#### [Lesetext]
«Ich liebe diese Sinnlichkeit des Materials»

Noch bis Ende Monat begrüsst Hildegard Burgener ihre Kundschaft mit einem frohen «Güetä Morgä». Dann schliesst sie ihre Wollboutique.
Bald ist alles ausverkauft: Hildegard Burgener vor ihrer Wollboutique an der Hauptstrasse 15 in der Brugger Altstadt. (Bild: zVg)

«Die bunten Hasen hier im Regal habe ich damals zur Eröffnung gestrickt – rund 45 Stück waren es. Viele davon habe ich dann an kleine Kinder verschenkt. Ich kann mich noch gut erinnern, wie ich sie damals auf einer Strickdecke von Mama ausgelegt und fotografiert habe. Meine Mutter hatte früher nicht so viel Zeit für Handarbeiten, aber ihre Schwester war eine leidenschaftliche Strickerin. Meine Grossmutter hat die Wolle noch selbst gesponnen und verarbeitet. Ich weiss nur zu gut, wie kratzig die Walliser Schafe sind. Als ich selbst zu stricken begann, kam dann die Schaffhauser Wolle auf, die war weicher.

Ich bin in Brig aufgewachsen, wir wohnten etwas ausserhalb der Stadt, unter dem Glishorn. Zur Schule mussten wir eine halbe Stunde zu Fuss gehen. Mein Grossvater war Bauer, mein Vater hat den Betrieb dann nebenberuflich geführt. Als er in Pension ging, wollte er unbedingt fünfzig Angoraziegen anschaffen. Von ihnen habe ich hier noch Wolle – sie ist unglaublich weich. Später haben wir die Ziegen dann verkauft.

Meine Wollboutique habe ich mit fünfzig Jahren eröffnet, zuerst in Windisch, dann in Brugg. Damals bin ich mit meinem Mann – auch er ist Walliser – aus Deutschland zurückgekehrt und nach Brugg gezogen. Ich habe viel gestrickt, aber hier vor Ort kaum Wolle gefunden. Dann eröffne ich halt selbst ein Geschäft, sagte ich mir. Aber so ganz für den Laden leben, das wollte ich nie. Ich gab keine Kurse, beantwortete am Wochenende keine Mails und schloss um punkt 18 Uhr abends die Tür. Diese strikte Abgrenzung half mir, mich nicht zu verausgaben.

#### [Ausgewählte Zeilen]
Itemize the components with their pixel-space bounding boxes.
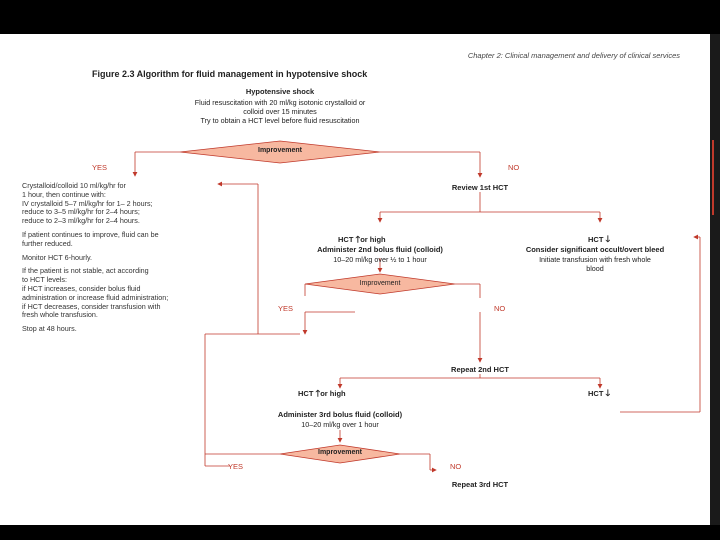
==
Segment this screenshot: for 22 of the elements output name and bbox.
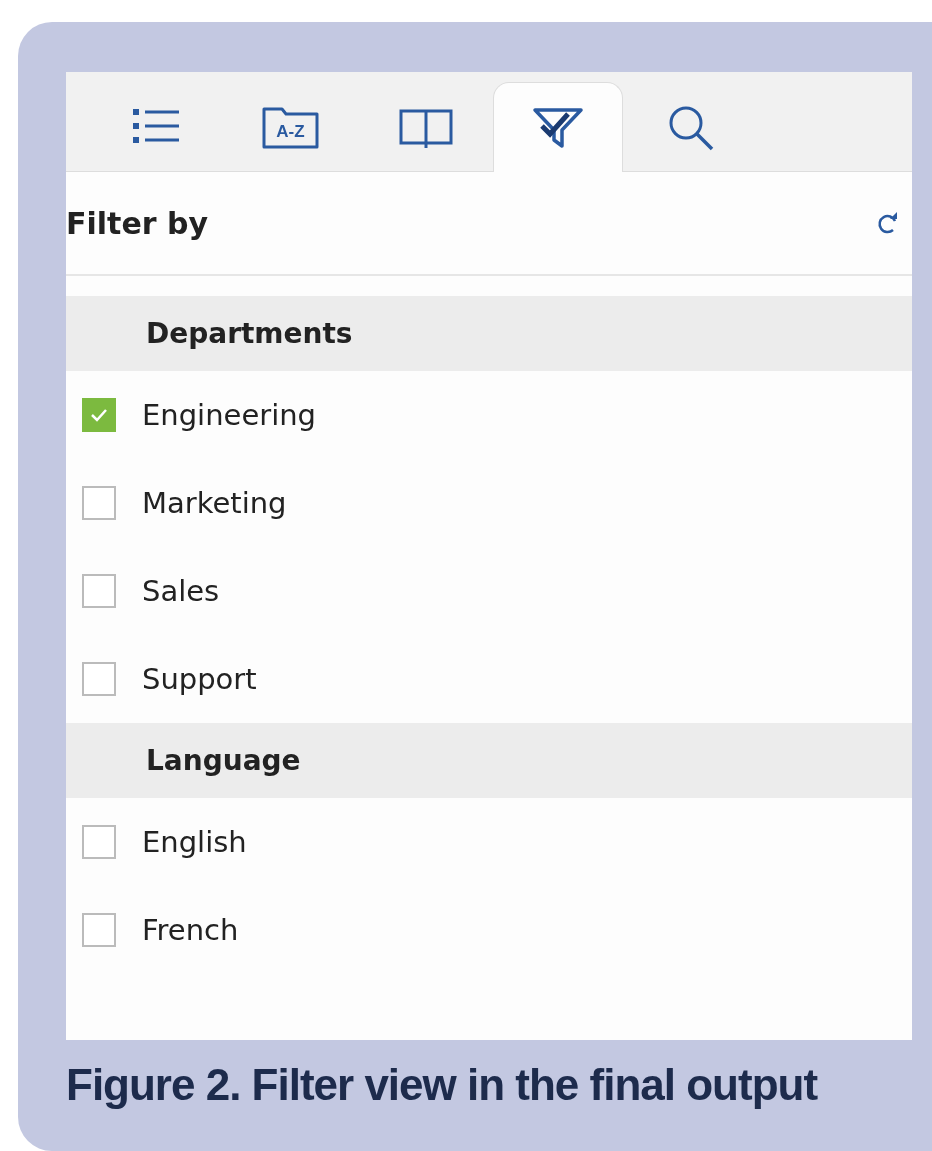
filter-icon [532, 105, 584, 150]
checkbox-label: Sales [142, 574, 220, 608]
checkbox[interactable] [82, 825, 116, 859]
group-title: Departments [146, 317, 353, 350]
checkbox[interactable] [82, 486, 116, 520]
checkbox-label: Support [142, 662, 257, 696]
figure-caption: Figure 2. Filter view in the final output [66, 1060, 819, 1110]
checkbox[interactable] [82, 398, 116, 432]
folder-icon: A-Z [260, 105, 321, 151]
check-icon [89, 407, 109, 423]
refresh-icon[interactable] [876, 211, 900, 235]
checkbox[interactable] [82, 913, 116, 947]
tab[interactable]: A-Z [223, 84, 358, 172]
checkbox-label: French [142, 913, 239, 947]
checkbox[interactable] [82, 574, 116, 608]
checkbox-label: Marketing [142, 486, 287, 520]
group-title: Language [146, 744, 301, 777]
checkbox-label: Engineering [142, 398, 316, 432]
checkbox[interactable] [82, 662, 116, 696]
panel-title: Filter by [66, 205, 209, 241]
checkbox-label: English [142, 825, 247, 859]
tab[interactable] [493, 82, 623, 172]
--
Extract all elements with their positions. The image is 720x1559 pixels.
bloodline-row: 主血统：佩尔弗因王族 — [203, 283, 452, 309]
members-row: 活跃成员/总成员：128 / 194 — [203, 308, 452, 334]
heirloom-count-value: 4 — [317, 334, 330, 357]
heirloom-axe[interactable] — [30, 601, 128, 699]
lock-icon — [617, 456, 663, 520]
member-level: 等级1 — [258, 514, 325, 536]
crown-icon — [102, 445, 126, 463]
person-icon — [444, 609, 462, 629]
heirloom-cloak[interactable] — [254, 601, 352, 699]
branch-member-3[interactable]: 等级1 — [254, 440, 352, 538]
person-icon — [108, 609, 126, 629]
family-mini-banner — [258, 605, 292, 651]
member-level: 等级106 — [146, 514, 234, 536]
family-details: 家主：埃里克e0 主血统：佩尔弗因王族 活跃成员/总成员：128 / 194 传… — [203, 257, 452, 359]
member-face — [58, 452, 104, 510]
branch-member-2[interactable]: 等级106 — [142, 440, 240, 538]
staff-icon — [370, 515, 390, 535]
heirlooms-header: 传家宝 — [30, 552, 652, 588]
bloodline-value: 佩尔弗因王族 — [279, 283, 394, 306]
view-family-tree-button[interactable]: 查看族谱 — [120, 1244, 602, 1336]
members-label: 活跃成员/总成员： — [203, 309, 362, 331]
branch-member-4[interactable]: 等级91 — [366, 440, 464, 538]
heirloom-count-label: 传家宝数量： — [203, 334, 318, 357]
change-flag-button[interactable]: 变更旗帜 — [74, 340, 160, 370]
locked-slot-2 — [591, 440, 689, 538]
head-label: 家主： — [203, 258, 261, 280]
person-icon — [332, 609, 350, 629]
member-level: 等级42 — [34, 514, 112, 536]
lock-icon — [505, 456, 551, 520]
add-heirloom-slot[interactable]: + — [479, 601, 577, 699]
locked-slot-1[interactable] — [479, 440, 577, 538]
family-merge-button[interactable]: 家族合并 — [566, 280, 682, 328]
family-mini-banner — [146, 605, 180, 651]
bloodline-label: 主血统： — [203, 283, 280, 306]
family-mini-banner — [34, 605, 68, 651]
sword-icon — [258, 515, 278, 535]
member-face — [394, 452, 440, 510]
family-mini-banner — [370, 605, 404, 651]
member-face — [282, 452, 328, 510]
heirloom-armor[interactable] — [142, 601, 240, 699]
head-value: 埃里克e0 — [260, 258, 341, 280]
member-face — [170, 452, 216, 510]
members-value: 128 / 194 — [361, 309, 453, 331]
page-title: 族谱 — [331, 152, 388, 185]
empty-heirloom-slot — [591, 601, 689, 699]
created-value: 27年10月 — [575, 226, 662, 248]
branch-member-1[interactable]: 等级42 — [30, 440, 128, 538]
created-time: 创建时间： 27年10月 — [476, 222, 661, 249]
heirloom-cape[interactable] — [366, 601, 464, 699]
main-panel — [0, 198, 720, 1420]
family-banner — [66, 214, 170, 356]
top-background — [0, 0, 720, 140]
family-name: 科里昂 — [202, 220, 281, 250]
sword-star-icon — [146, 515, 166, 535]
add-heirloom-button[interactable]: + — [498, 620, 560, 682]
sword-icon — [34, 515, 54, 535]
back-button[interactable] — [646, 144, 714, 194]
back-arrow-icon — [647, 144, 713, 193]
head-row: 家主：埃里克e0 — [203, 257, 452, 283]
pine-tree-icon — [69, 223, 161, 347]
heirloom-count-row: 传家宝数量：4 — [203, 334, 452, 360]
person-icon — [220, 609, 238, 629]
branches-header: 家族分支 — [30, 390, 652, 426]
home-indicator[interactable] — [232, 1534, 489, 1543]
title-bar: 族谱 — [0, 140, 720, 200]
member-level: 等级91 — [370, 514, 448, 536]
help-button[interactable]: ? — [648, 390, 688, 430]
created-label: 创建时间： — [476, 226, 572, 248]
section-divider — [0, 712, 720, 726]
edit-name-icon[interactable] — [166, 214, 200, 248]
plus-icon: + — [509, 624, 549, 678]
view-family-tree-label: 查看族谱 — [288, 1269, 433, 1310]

#### [Aufgaben]
1. Gib die Zeilen von der Zeile mit „Extract all elements“ bis einschließlich der Zeile mit „member-face — [58, 452, 104, 510]“ unverändert wieder.
2. Setze den Text über die Wollboutique im Anschluss an seinen letzten Satz fort.
Die Zeilen haben mit dem Text über die Wollboutique nichts zu tun.

#### [Gelöste Aufgaben]
1.
Extract all elements with their positions. The image is 720x1559 pixels.
bloodline-row: 主血统：佩尔弗因王族 — [203, 283, 452, 309]
members-row: 活跃成员/总成员：128 / 194 — [203, 308, 452, 334]
heirloom-count-value: 4 — [317, 334, 330, 357]
heirloom-axe[interactable] — [30, 601, 128, 699]
lock-icon — [617, 456, 663, 520]
member-level: 等级1 — [258, 514, 325, 536]
crown-icon — [102, 445, 126, 463]
person-icon — [444, 609, 462, 629]
heirloom-cloak[interactable] — [254, 601, 352, 699]
branch-member-3[interactable]: 等级1 — [254, 440, 352, 538]
person-icon — [108, 609, 126, 629]
family-mini-banner — [258, 605, 292, 651]
member-level: 等级106 — [146, 514, 234, 536]
family-details: 家主：埃里克e0 主血统：佩尔弗因王族 活跃成员/总成员：128 / 194 传… — [203, 257, 452, 359]
member-face — [58, 452, 104, 510]

2.
In der Schule habe ich das Stricken gehasst. Ich konnte mit dem, was wir stricken mussten, nichts anfangen. Mit zwanzig habe ich es wiederentdeckt – und seither ‹dureglismet›. Damals kamen neue Farben und Wollqualitäten auf, Faden mit Fränseli, Mohair-Seide. Die vielen kreativen Möglichkeiten auszuschöpfen, das gefiel mir. Stricken ist für mich eine Leidenschaft, ein Hobby. Ich liebe diese Sinnlichkeit, die Wärme des Materials, dieses Gefühl in den Händen – und die Farben. Ich hatte mal eine italienische Kundin, die zu mir sagte: Wolle und Blumen sind das Schönste, das es gibt! Das kann ich vollkommen unterschreiben. Eine Lieblingsfarbe habe ich nicht. Wenn mir eine gefällt und sie mir steht, egal ob Pink oder Gelb, dann trage ich sie. Klar gibt es auch bei meinem Geschäft immer neue Trends, welche die Wollproduzenten vorgeben. Aber was mich persönlich angeht, setze ich mich auch mal darüber hinweg.

Zum Stricken höre ich oft Fernsehen; Zeitung lesen kann ich bei diesen komplizierten Mustern nicht. Ich muss mich konzentrieren können. Das meiste habe ich mir selbst beigebracht. Ich habe Anleitungen gelesen und Tutorials geschaut. Die Strickanleitungen haben ein spezielles Vokabular, sie bestehen haupstächlich aus Abkürzungen, mit denen man erst vertraut werden muss. Aber da kommt man rein. Vor komplizierten Mustern habe ich keine Angst, im Gegenteil! Ich mag Herausforderungen.

Habe ich fürs Geschäft gestrickt, habe ich mich an die Anleitungen der Hersteller gehalten. Da kommen ja pro Firma rund zehn bis fünfzehn Strickhefte heraus, und das reicht dann auch. Was mich selbst angeht, probiere ich gern Neues aus. Und wer weiss, vielleicht schreibe ich in Zukunft meine selbst kreierten Muster auf.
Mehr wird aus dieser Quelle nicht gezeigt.